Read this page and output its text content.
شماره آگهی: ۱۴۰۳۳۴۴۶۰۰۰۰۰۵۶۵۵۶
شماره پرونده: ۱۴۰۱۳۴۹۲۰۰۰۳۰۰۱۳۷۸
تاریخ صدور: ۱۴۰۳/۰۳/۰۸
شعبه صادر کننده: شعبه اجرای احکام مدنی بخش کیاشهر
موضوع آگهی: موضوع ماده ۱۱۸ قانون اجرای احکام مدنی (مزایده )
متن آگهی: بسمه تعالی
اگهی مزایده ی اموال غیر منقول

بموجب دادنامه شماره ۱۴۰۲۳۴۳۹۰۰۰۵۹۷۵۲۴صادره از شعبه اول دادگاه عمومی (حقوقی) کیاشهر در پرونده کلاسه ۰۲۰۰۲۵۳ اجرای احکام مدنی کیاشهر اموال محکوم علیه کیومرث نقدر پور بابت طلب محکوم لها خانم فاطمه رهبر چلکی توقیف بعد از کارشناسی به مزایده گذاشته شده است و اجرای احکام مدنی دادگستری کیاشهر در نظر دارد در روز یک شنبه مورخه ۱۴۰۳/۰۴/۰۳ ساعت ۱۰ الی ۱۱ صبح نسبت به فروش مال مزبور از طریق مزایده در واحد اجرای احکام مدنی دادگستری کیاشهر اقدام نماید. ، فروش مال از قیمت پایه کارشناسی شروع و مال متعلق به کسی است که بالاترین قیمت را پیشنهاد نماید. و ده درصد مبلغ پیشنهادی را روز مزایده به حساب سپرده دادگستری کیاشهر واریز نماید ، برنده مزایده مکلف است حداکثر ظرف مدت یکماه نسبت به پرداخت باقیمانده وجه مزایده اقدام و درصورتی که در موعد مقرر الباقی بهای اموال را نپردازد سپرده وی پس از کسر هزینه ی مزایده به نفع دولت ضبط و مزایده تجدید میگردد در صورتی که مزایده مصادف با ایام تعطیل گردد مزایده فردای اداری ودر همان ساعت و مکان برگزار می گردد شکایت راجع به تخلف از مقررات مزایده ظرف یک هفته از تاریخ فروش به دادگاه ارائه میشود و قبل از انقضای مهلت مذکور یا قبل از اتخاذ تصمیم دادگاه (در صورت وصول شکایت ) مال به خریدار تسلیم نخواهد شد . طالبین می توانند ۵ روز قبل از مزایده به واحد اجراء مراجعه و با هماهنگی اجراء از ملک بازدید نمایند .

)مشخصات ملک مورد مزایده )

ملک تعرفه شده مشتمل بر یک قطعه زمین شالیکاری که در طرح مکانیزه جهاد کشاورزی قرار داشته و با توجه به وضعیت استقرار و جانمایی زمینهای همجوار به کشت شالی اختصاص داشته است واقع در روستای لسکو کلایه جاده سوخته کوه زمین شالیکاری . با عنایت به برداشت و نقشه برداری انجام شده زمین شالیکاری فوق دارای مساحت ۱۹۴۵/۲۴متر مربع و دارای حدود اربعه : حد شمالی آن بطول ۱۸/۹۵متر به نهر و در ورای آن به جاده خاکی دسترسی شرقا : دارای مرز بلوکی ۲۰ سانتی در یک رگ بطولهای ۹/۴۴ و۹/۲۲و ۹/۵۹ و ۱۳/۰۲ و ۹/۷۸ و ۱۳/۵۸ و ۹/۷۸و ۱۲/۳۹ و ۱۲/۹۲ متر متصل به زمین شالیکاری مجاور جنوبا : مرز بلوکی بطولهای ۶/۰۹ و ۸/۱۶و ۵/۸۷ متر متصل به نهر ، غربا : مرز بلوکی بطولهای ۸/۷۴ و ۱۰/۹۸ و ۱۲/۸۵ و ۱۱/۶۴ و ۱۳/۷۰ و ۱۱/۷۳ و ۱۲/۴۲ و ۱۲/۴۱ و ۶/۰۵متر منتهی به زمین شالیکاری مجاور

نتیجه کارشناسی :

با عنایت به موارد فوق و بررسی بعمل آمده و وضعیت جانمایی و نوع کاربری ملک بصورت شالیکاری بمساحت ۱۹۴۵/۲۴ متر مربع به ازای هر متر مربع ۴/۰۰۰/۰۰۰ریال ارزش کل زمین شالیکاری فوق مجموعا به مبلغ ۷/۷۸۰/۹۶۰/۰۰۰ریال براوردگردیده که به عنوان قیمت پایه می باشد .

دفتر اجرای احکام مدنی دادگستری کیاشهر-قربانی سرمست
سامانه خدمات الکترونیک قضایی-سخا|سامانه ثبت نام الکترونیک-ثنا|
------------------------
Task prompt:
Copy out each line above, character for character.

Answer to the exercise:
Read this page and output its text content.
شماره آگهی: ۱۴۰۳۳۴۴۶۰۰۰۰۰۵۶۵۵۶
شماره پرونده: ۱۴۰۱۳۴۹۲۰۰۰۳۰۰۱۳۷۸
تاریخ صدور: ۱۴۰۳/۰۳/۰۸
شعبه صادر کننده: شعبه اجرای احکام مدنی بخش کیاشهر
موضوع آگهی: موضوع ماده ۱۱۸ قانون اجرای احکام مدنی (مزایده )
متن آگهی: بسمه تعالی
اگهی مزایده ی اموال غیر منقول

بموجب دادنامه شماره ۱۴۰۲۳۴۳۹۰۰۰۵۹۷۵۲۴صادره از شعبه اول دادگاه عمومی (حقوقی) کیاشهر در پرونده کلاسه ۰۲۰۰۲۵۳ اجرای احکام مدنی کیاشهر اموال محکوم علیه کیومرث نقدر پور بابت طلب محکوم لها خانم فاطمه رهبر چلکی توقیف بعد از کارشناسی به مزایده گذاشته شده است و اجرای احکام مدنی دادگستری کیاشهر در نظر دارد در روز یک شنبه مورخه ۱۴۰۳/۰۴/۰۳ ساعت ۱۰ الی ۱۱ صبح نسبت به فروش مال مزبور از طریق مزایده در واحد اجرای احکام مدنی دادگستری کیاشهر اقدام نماید. ، فروش مال از قیمت پایه کارشناسی شروع و مال متعلق به کسی است که بالاترین قیمت را پیشنهاد نماید. و ده درصد مبلغ پیشنهادی را روز مزایده به حساب سپرده دادگستری کیاشهر واریز نماید ، برنده مزایده مکلف است حداکثر ظرف مدت یکماه نسبت به پرداخت باقیمانده وجه مزایده اقدام و درصورتی که در موعد مقرر الباقی بهای اموال را نپردازد سپرده وی پس از کسر هزینه ی مزایده به نفع دولت ضبط و مزایده تجدید میگردد در صورتی که مزایده مصادف با ایام تعطیل گردد مزایده فردای اداری ودر همان ساعت و مکان برگزار می گردد شکایت راجع به تخلف از مقررات مزایده ظرف یک هفته از تاریخ فروش به دادگاه ارائه میشود و قبل از انقضای مهلت مذکور یا قبل از اتخاذ تصمیم دادگاه (در صورت وصول شکایت ) مال به خریدار تسلیم نخواهد شد . طالبین می توانند ۵ روز قبل از مزایده به واحد اجراء مراجعه و با هماهنگی اجراء از ملک بازدید نمایند .

)مشخصات ملک مورد مزایده )

ملک تعرفه شده مشتمل بر یک قطعه زمین شالیکاری که در طرح مکانیزه جهاد کشاورزی قرار داشته و با توجه به وضعیت استقرار و جانمایی زمینهای همجوار به کشت شالی اختصاص داشته است واقع در روستای لسکو کلایه جاده سوخته کوه زمین شالیکاری . با عنایت به برداشت و نقشه برداری انجام شده زمین شالیکاری فوق دارای مساحت ۱۹۴۵/۲۴متر مربع و دارای حدود اربعه : حد شمالی آن بطول ۱۸/۹۵متر به نهر و در ورای آن به جاده خاکی دسترسی شرقا : دارای مرز بلوکی ۲۰ سانتی در یک رگ بطولهای ۹/۴۴ و۹/۲۲و ۹/۵۹ و ۱۳/۰۲ و ۹/۷۸ و ۱۳/۵۸ و ۹/۷۸و ۱۲/۳۹ و ۱۲/۹۲ متر متصل به زمین شالیکاری مجاور جنوبا : مرز بلوکی بطولهای ۶/۰۹ و ۸/۱۶و ۵/۸۷ متر متصل به نهر ، غربا : مرز بلوکی بطولهای ۸/۷۴ و ۱۰/۹۸ و ۱۲/۸۵ و ۱۱/۶۴ و ۱۳/۷۰ و ۱۱/۷۳ و ۱۲/۴۲ و ۱۲/۴۱ و ۶/۰۵متر منتهی به زمین شالیکاری مجاور

نتیجه کارشناسی :

با عنایت به موارد فوق و بررسی بعمل آمده و وضعیت جانمایی و نوع کاربری ملک بصورت شالیکاری بمساحت ۱۹۴۵/۲۴ متر مربع به ازای هر متر مربع ۴/۰۰۰/۰۰۰ریال ارزش کل زمین شالیکاری فوق مجموعا به مبلغ ۷/۷۸۰/۹۶۰/۰۰۰ریال براوردگردیده که به عنوان قیمت پایه می باشد .

دفتر اجرای احکام مدنی دادگستری کیاشهر-قربانی سرمست
سامانه خدمات الکترونیک قضایی-سخا|سامانه ثبت نام الکترونیک-ثنا|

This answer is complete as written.